Start DATA PROVIDED
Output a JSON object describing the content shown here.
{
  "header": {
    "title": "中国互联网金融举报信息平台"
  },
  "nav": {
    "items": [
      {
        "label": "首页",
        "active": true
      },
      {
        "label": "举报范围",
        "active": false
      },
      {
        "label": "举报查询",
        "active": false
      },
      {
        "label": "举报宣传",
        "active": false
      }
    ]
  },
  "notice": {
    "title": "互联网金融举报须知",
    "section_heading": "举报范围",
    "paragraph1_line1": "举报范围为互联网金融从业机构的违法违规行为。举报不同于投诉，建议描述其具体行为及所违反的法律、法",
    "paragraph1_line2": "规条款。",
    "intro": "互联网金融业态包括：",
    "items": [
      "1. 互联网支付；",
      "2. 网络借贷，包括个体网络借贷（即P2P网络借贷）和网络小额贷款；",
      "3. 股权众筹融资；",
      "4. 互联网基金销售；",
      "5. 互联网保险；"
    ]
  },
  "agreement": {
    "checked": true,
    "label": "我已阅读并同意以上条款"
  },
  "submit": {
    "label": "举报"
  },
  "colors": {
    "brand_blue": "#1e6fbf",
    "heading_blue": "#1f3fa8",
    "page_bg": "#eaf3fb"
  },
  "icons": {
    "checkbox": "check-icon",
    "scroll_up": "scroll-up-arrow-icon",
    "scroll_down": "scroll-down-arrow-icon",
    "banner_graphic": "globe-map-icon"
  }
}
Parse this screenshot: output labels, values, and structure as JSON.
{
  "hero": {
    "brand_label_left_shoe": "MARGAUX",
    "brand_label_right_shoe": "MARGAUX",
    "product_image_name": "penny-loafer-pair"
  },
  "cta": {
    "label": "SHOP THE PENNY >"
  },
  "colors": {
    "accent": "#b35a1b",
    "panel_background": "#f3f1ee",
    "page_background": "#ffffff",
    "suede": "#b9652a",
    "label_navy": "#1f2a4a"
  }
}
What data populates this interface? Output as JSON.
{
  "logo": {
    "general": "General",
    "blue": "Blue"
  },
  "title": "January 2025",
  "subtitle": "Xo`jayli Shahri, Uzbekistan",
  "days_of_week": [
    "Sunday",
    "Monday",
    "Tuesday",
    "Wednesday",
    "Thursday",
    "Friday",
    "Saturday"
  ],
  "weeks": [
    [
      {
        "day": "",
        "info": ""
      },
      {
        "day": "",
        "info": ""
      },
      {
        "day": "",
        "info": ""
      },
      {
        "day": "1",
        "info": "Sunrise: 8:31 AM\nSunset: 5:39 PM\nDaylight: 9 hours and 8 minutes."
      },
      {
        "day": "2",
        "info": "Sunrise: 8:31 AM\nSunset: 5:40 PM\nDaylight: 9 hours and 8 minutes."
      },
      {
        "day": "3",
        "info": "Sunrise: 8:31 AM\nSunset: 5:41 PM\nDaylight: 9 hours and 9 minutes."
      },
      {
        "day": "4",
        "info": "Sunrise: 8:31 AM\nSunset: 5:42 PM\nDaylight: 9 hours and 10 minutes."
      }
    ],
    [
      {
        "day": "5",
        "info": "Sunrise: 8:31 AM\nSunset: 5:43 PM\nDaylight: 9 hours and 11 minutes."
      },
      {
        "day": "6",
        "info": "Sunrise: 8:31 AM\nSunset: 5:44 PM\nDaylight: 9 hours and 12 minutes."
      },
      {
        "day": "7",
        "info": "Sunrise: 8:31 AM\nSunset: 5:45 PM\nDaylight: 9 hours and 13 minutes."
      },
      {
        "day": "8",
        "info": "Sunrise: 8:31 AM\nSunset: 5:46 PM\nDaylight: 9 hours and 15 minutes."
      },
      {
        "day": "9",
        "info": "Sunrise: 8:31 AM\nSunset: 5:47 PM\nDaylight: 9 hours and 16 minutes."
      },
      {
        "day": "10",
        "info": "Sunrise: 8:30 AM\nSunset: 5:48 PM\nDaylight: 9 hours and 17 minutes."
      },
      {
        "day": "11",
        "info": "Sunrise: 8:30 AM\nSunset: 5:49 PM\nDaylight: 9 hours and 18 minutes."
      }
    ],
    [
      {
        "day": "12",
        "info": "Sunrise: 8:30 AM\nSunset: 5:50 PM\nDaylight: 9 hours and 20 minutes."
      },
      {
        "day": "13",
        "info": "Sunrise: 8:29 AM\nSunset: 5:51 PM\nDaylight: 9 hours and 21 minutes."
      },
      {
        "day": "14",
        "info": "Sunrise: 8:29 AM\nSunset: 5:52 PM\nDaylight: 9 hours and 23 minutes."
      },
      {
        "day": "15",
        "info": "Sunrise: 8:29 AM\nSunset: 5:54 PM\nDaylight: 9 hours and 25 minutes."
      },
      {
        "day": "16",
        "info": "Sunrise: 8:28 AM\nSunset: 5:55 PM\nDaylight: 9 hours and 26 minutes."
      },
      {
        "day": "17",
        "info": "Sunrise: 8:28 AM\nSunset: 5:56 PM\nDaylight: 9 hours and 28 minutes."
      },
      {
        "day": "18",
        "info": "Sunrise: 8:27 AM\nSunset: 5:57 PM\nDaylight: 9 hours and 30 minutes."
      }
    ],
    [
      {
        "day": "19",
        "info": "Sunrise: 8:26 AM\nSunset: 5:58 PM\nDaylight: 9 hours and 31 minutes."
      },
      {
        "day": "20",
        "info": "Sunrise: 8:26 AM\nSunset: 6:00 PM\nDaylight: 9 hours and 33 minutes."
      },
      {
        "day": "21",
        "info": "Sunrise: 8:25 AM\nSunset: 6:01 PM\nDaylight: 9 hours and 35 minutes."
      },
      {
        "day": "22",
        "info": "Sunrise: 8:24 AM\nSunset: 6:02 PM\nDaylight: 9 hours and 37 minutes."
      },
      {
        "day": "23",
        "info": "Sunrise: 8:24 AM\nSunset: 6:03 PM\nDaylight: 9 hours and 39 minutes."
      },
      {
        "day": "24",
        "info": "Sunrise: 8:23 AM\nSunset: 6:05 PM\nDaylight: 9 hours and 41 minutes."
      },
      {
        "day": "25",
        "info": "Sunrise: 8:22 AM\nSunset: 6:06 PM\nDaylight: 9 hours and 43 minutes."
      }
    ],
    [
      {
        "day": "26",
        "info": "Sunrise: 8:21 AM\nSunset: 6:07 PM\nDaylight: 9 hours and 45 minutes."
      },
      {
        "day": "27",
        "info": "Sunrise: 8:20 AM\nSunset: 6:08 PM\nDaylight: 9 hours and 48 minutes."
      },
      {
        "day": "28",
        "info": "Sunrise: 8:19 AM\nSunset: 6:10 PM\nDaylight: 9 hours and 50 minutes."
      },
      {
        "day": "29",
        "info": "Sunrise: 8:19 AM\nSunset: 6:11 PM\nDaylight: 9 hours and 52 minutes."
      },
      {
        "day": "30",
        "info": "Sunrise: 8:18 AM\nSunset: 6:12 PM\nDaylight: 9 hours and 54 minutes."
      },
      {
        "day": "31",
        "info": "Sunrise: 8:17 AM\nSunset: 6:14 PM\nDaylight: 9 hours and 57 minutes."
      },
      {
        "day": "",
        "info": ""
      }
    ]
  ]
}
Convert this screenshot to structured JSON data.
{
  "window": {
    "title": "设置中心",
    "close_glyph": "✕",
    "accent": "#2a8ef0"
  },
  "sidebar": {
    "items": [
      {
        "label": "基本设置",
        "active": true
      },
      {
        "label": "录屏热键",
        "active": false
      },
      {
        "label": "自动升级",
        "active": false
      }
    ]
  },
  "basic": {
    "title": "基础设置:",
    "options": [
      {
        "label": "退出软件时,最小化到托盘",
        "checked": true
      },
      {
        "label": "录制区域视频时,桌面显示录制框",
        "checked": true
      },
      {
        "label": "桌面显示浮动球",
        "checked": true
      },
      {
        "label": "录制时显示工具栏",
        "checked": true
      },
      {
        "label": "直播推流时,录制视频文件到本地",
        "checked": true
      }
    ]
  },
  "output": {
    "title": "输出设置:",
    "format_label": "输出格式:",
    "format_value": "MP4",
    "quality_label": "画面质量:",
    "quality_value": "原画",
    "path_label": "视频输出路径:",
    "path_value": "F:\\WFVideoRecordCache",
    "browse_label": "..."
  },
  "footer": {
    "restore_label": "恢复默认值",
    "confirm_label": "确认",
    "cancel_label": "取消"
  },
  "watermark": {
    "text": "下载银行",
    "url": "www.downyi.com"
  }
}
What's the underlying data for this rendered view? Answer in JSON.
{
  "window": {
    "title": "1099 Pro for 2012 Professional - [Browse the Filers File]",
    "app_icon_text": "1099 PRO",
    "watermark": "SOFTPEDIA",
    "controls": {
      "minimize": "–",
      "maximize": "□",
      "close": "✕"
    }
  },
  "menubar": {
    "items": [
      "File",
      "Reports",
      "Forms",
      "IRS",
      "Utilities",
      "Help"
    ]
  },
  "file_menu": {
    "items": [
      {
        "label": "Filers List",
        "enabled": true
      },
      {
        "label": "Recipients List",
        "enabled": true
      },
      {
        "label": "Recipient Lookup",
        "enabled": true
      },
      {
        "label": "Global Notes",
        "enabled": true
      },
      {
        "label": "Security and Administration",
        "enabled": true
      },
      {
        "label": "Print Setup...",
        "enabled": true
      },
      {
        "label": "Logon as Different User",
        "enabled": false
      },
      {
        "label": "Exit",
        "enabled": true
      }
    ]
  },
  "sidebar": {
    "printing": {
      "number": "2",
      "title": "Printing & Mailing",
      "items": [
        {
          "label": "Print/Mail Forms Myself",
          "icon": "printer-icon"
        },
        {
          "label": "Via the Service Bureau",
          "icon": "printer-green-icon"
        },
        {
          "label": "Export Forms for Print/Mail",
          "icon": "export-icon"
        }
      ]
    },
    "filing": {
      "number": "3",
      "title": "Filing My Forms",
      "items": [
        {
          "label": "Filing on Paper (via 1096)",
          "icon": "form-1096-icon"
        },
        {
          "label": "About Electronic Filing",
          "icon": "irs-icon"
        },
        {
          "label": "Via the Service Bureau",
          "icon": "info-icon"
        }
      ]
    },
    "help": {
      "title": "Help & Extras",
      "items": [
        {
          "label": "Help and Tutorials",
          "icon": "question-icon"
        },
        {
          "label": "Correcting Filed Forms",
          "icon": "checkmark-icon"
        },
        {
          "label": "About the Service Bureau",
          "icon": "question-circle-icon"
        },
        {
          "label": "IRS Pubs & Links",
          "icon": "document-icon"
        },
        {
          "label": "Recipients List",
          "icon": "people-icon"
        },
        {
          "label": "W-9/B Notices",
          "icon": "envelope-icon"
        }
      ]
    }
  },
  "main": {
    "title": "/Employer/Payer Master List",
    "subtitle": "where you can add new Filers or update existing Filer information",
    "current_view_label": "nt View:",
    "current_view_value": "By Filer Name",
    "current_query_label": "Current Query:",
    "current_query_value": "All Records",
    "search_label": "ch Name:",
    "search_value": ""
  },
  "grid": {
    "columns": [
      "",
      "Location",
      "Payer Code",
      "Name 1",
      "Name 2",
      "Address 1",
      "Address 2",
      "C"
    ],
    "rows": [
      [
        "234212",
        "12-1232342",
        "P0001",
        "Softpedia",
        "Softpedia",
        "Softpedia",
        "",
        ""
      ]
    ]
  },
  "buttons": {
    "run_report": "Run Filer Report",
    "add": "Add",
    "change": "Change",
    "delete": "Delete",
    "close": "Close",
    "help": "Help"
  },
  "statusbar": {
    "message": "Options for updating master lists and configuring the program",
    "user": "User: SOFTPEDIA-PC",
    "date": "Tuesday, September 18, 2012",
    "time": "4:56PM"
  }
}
End DATA PROVIDED
### SET EXERCISE
Isolate each line of the listing above that includes "screenshot". Copy it.

### OUTPUT BELOW
Parse this screenshot: output labels, values, and structure as JSON.
Convert this screenshot to structured JSON data.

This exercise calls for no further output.